[Collected data]

>>>>>

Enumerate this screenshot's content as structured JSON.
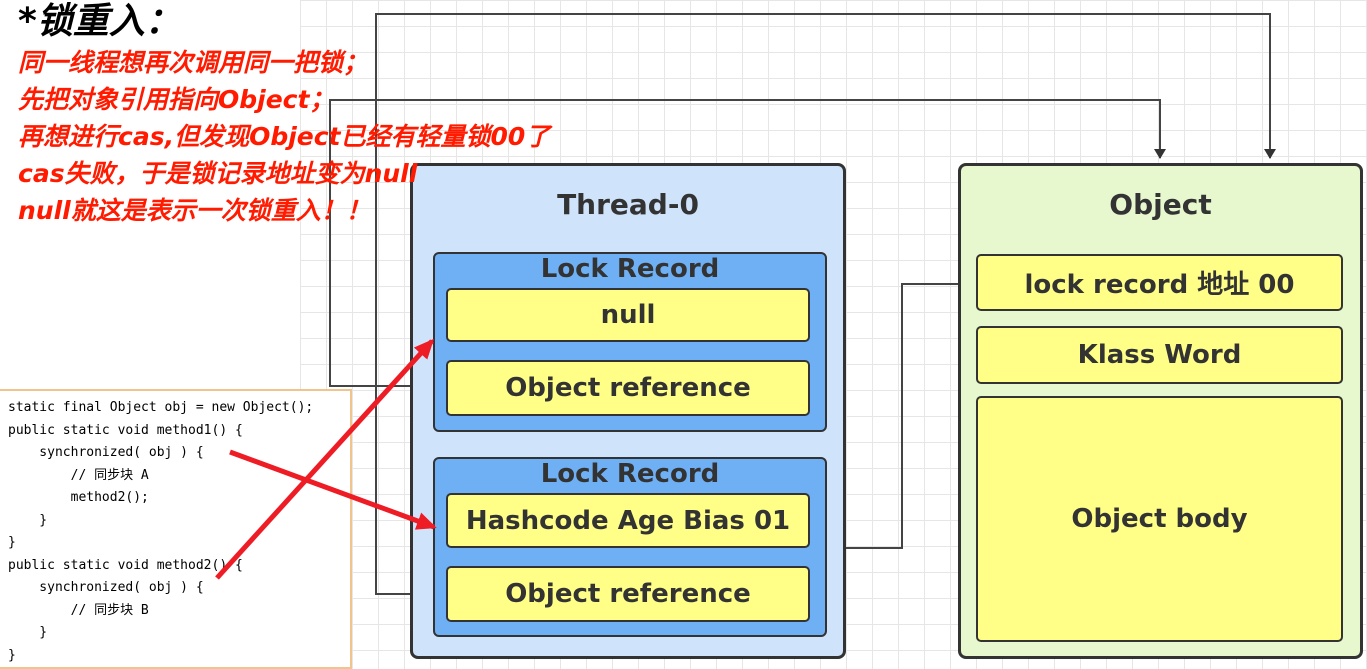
{
  "notes": {
    "heading": "*锁重入：",
    "lines": [
      "同一线程想再次调用同一把锁；",
      "先把对象引用指向Object；",
      "再想进行cas,但发现Object已经有轻量锁00了",
      "cas失败，于是锁记录地址变为null",
      "null就这是表示一次锁重入！！"
    ]
  },
  "thread": {
    "title": "Thread-0",
    "records": [
      {
        "title": "Lock Record",
        "top": "null",
        "bottom": "Object reference"
      },
      {
        "title": "Lock Record",
        "top": "Hashcode Age Bias 01",
        "bottom": "Object reference"
      }
    ]
  },
  "object": {
    "title": "Object",
    "header": "lock record 地址 00",
    "klass": "Klass Word",
    "body": "Object body"
  },
  "code": {
    "lines": [
      "static final Object obj = new Object();",
      "public static void method1() {",
      "    synchronized( obj ) {",
      "        // 同步块 A",
      "        method2();",
      "    }",
      "}",
      "public static void method2() {",
      "    synchronized( obj ) {",
      "        // 同步块 B",
      "    }",
      "}"
    ]
  },
  "colors": {
    "thread_fill": "#cfe3fb",
    "lock_record_fill": "#6fb0f5",
    "cell_fill": "#ffff88",
    "object_fill": "#e7f8cf",
    "note_text": "#ff1a00",
    "annotation_arrow": "#ee1c24"
  }
}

<<<<<

◆ **Your instructions**
All of the material above needs to be restated exactly, with no pictures.

◆ **Task result**
Enumerate this screenshot's content as structured JSON.
{
  "notes": {
    "heading": "*锁重入：",
    "lines": [
      "同一线程想再次调用同一把锁；",
      "先把对象引用指向Object；",
      "再想进行cas,但发现Object已经有轻量锁00了",
      "cas失败，于是锁记录地址变为null",
      "null就这是表示一次锁重入！！"
    ]
  },
  "thread": {
    "title": "Thread-0",
    "records": [
      {
        "title": "Lock Record",
        "top": "null",
        "bottom": "Object reference"
      },
      {
        "title": "Lock Record",
        "top": "Hashcode Age Bias 01",
        "bottom": "Object reference"
      }
    ]
  },
  "object": {
    "title": "Object",
    "header": "lock record 地址 00",
    "klass": "Klass Word",
    "body": "Object body"
  },
  "code": {
    "lines": [
      "static final Object obj = new Object();",
      "public static void method1() {",
      "    synchronized( obj ) {",
      "        // 同步块 A",
      "        method2();",
      "    }",
      "}",
      "public static void method2() {",
      "    synchronized( obj ) {",
      "        // 同步块 B",
      "    }",
      "}"
    ]
  },
  "colors": {
    "thread_fill": "#cfe3fb",
    "lock_record_fill": "#6fb0f5",
    "cell_fill": "#ffff88",
    "object_fill": "#e7f8cf",
    "note_text": "#ff1a00",
    "annotation_arrow": "#ee1c24"
  }
}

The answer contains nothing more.